▶ **Task to complete**: Write the data out again, exactly as given.

[Stored records]
┌────────

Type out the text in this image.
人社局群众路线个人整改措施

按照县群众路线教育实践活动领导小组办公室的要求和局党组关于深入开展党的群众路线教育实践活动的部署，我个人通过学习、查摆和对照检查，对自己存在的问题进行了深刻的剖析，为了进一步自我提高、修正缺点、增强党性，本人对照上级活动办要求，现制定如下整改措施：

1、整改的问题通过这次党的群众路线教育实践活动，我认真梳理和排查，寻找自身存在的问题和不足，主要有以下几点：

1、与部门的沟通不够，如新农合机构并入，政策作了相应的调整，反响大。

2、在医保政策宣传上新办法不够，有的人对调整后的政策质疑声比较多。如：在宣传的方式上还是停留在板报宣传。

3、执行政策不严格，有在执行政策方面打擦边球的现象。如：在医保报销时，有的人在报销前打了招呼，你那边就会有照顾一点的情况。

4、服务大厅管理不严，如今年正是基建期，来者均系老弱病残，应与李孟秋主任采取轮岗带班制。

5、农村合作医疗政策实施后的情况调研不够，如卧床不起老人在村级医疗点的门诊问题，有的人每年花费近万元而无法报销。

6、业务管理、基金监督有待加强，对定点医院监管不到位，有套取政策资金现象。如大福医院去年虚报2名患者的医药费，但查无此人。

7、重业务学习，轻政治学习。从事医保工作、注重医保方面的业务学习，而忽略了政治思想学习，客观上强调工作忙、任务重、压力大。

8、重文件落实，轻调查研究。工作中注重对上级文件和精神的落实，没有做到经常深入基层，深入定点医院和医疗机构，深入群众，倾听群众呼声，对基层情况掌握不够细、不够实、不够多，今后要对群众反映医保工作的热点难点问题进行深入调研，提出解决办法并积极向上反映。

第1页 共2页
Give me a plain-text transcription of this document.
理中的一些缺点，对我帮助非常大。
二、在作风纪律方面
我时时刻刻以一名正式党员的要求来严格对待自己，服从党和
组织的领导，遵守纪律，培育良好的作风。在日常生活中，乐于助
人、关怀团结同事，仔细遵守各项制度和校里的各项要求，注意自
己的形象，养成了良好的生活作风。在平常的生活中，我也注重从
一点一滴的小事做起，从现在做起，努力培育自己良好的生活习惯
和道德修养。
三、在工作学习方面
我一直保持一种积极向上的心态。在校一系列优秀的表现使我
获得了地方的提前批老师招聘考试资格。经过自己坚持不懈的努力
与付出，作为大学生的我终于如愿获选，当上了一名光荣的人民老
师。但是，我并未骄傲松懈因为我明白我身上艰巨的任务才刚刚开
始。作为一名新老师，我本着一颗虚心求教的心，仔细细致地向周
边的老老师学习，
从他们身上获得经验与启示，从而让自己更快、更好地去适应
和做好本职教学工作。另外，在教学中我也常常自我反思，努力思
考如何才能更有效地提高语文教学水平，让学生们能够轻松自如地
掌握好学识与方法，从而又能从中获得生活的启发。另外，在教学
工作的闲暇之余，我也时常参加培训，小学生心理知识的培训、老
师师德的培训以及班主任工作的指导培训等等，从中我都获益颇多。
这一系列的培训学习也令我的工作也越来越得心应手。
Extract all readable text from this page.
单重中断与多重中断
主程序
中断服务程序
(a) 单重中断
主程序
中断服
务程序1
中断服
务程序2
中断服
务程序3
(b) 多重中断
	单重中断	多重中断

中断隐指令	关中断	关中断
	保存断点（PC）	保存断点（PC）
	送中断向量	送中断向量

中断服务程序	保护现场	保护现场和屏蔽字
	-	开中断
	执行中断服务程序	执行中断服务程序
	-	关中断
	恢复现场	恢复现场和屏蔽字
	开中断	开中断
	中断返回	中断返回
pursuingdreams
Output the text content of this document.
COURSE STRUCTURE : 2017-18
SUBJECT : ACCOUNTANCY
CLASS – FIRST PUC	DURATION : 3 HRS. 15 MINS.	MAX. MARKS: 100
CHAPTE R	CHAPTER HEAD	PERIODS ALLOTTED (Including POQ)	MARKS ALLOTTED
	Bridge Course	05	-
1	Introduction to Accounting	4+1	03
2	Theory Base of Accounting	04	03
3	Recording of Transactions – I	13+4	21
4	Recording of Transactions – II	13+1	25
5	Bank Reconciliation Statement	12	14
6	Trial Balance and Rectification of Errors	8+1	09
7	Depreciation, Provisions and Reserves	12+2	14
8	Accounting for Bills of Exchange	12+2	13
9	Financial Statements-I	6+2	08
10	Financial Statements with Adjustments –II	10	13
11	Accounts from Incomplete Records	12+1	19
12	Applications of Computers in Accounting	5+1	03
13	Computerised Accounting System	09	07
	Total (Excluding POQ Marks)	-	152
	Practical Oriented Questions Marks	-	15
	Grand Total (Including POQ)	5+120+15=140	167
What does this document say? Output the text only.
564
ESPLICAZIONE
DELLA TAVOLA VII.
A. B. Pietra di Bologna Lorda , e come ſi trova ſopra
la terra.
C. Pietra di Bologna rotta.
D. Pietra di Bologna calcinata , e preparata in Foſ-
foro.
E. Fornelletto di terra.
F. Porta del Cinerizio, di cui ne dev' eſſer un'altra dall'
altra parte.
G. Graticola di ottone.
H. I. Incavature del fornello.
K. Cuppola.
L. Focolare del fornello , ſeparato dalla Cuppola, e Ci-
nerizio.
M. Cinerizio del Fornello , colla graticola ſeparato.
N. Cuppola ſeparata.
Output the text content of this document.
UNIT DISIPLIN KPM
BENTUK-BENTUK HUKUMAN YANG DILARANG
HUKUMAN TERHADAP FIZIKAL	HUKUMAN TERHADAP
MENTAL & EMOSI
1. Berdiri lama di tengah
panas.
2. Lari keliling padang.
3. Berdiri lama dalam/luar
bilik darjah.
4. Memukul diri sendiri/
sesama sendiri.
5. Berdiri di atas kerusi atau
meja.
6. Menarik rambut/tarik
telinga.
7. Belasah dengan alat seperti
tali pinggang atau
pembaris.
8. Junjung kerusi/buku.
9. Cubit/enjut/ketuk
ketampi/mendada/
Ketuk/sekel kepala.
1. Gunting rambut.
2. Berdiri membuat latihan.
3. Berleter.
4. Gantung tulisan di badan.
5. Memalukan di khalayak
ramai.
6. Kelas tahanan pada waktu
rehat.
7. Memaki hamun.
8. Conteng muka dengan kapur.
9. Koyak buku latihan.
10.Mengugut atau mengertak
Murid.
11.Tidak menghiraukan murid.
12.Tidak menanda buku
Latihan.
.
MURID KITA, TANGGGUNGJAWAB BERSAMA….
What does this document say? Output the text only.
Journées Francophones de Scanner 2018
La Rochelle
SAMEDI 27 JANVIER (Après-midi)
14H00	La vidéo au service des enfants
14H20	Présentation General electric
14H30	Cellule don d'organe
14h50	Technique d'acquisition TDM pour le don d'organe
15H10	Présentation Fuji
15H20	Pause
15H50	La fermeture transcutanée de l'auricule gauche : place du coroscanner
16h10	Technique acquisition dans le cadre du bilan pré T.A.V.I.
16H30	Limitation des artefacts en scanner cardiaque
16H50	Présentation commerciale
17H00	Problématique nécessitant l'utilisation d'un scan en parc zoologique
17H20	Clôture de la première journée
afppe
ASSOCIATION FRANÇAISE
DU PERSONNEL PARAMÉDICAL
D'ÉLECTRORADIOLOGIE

└────────

▶ **Answer**:
Type out the text in this image.
人社局群众路线个人整改措施

按照县群众路线教育实践活动领导小组办公室的要求和局党组关于深入开展党的群众路线教育实践活动的部署，我个人通过学习、查摆和对照检查，对自己存在的问题进行了深刻的剖析，为了进一步自我提高、修正缺点、增强党性，本人对照上级活动办要求，现制定如下整改措施：

1、整改的问题通过这次党的群众路线教育实践活动，我认真梳理和排查，寻找自身存在的问题和不足，主要有以下几点：

1、与部门的沟通不够，如新农合机构并入，政策作了相应的调整，反响大。

2、在医保政策宣传上新办法不够，有的人对调整后的政策质疑声比较多。如：在宣传的方式上还是停留在板报宣传。

3、执行政策不严格，有在执行政策方面打擦边球的现象。如：在医保报销时，有的人在报销前打了招呼，你那边就会有照顾一点的情况。

4、服务大厅管理不严，如今年正是基建期，来者均系老弱病残，应与李孟秋主任采取轮岗带班制。

5、农村合作医疗政策实施后的情况调研不够，如卧床不起老人在村级医疗点的门诊问题，有的人每年花费近万元而无法报销。

6、业务管理、基金监督有待加强，对定点医院监管不到位，有套取政策资金现象。如大福医院去年虚报2名患者的医药费，但查无此人。

7、重业务学习，轻政治学习。从事医保工作、注重医保方面的业务学习，而忽略了政治思想学习，客观上强调工作忙、任务重、压力大。

8、重文件落实，轻调查研究。工作中注重对上级文件和精神的落实，没有做到经常深入基层，深入定点医院和医疗机构，深入群众，倾听群众呼声，对基层情况掌握不够细、不够实、不够多，今后要对群众反映医保工作的热点难点问题进行深入调研，提出解决办法并积极向上反映。

第1页 共2页
Give me a plain-text transcription of this document.
理中的一些缺点，对我帮助非常大。
二、在作风纪律方面
我时时刻刻以一名正式党员的要求来严格对待自己，服从党和
组织的领导，遵守纪律，培育良好的作风。在日常生活中，乐于助
人、关怀团结同事，仔细遵守各项制度和校里的各项要求，注意自
己的形象，养成了良好的生活作风。在平常的生活中，我也注重从
一点一滴的小事做起，从现在做起，努力培育自己良好的生活习惯
和道德修养。
三、在工作学习方面
我一直保持一种积极向上的心态。在校一系列优秀的表现使我
获得了地方的提前批老师招聘考试资格。经过自己坚持不懈的努力
与付出，作为大学生的我终于如愿获选，当上了一名光荣的人民老
师。但是，我并未骄傲松懈因为我明白我身上艰巨的任务才刚刚开
始。作为一名新老师，我本着一颗虚心求教的心，仔细细致地向周
边的老老师学习，
从他们身上获得经验与启示，从而让自己更快、更好地去适应
和做好本职教学工作。另外，在教学中我也常常自我反思，努力思
考如何才能更有效地提高语文教学水平，让学生们能够轻松自如地
掌握好学识与方法，从而又能从中获得生活的启发。另外，在教学
工作的闲暇之余，我也时常参加培训，小学生心理知识的培训、老
师师德的培训以及班主任工作的指导培训等等，从中我都获益颇多。
这一系列的培训学习也令我的工作也越来越得心应手。
Extract all readable text from this page.
单重中断与多重中断
主程序
中断服务程序
(a) 单重中断
主程序
中断服
务程序1
中断服
务程序2
中断服
务程序3
(b) 多重中断
	单重中断	多重中断

中断隐指令	关中断	关中断
	保存断点（PC）	保存断点（PC）
	送中断向量	送中断向量

中断服务程序	保护现场	保护现场和屏蔽字
	-	开中断
	执行中断服务程序	执行中断服务程序
	-	关中断
	恢复现场	恢复现场和屏蔽字
	开中断	开中断
	中断返回	中断返回
pursuingdreams
Output the text content of this document.
COURSE STRUCTURE : 2017-18
SUBJECT : ACCOUNTANCY
CLASS – FIRST PUC	DURATION : 3 HRS. 15 MINS.	MAX. MARKS: 100
CHAPTE R	CHAPTER HEAD	PERIODS ALLOTTED (Including POQ)	MARKS ALLOTTED
	Bridge Course	05	-
1	Introduction to Accounting	4+1	03
2	Theory Base of Accounting	04	03
3	Recording of Transactions – I	13+4	21
4	Recording of Transactions – II	13+1	25
5	Bank Reconciliation Statement	12	14
6	Trial Balance and Rectification of Errors	8+1	09
7	Depreciation, Provisions and Reserves	12+2	14
8	Accounting for Bills of Exchange	12+2	13
9	Financial Statements-I	6+2	08
10	Financial Statements with Adjustments –II	10	13
11	Accounts from Incomplete Records	12+1	19
12	Applications of Computers in Accounting	5+1	03
13	Computerised Accounting System	09	07
	Total (Excluding POQ Marks)	-	152
	Practical Oriented Questions Marks	-	15
	Grand Total (Including POQ)	5+120+15=140	167
What does this document say? Output the text only.
564
ESPLICAZIONE
DELLA TAVOLA VII.
A. B. Pietra di Bologna Lorda , e come ſi trova ſopra
la terra.
C. Pietra di Bologna rotta.
D. Pietra di Bologna calcinata , e preparata in Foſ-
foro.
E. Fornelletto di terra.
F. Porta del Cinerizio, di cui ne dev' eſſer un'altra dall'
altra parte.
G. Graticola di ottone.
H. I. Incavature del fornello.
K. Cuppola.
L. Focolare del fornello , ſeparato dalla Cuppola, e Ci-
nerizio.
M. Cinerizio del Fornello , colla graticola ſeparato.
N. Cuppola ſeparata.
Output the text content of this document.
UNIT DISIPLIN KPM
BENTUK-BENTUK HUKUMAN YANG DILARANG
HUKUMAN TERHADAP FIZIKAL	HUKUMAN TERHADAP
MENTAL & EMOSI
1. Berdiri lama di tengah
panas.
2. Lari keliling padang.
3. Berdiri lama dalam/luar
bilik darjah.
4. Memukul diri sendiri/
sesama sendiri.
5. Berdiri di atas kerusi atau
meja.
6. Menarik rambut/tarik
telinga.
7. Belasah dengan alat seperti
tali pinggang atau
pembaris.
8. Junjung kerusi/buku.
9. Cubit/enjut/ketuk
ketampi/mendada/
Ketuk/sekel kepala.
1. Gunting rambut.
2. Berdiri membuat latihan.
3. Berleter.
4. Gantung tulisan di badan.
5. Memalukan di khalayak
ramai.
6. Kelas tahanan pada waktu
rehat.
7. Memaki hamun.
8. Conteng muka dengan kapur.
9. Koyak buku latihan.
10.Mengugut atau mengertak
Murid.
11.Tidak menghiraukan murid.
12.Tidak menanda buku
Latihan.
.
MURID KITA, TANGGGUNGJAWAB BERSAMA….
What does this document say? Output the text only.
Journées Francophones de Scanner 2018
La Rochelle
SAMEDI 27 JANVIER (Après-midi)
14H00	La vidéo au service des enfants
14H20	Présentation General electric
14H30	Cellule don d'organe
14h50	Technique d'acquisition TDM pour le don d'organe
15H10	Présentation Fuji
15H20	Pause
15H50	La fermeture transcutanée de l'auricule gauche : place du coroscanner
16h10	Technique acquisition dans le cadre du bilan pré T.A.V.I.
16H30	Limitation des artefacts en scanner cardiaque
16H50	Présentation commerciale
17H00	Problématique nécessitant l'utilisation d'un scan en parc zoologique
17H20	Clôture de la première journée
afppe
ASSOCIATION FRANÇAISE
DU PERSONNEL PARAMÉDICAL
D'ÉLECTRORADIOLOGIE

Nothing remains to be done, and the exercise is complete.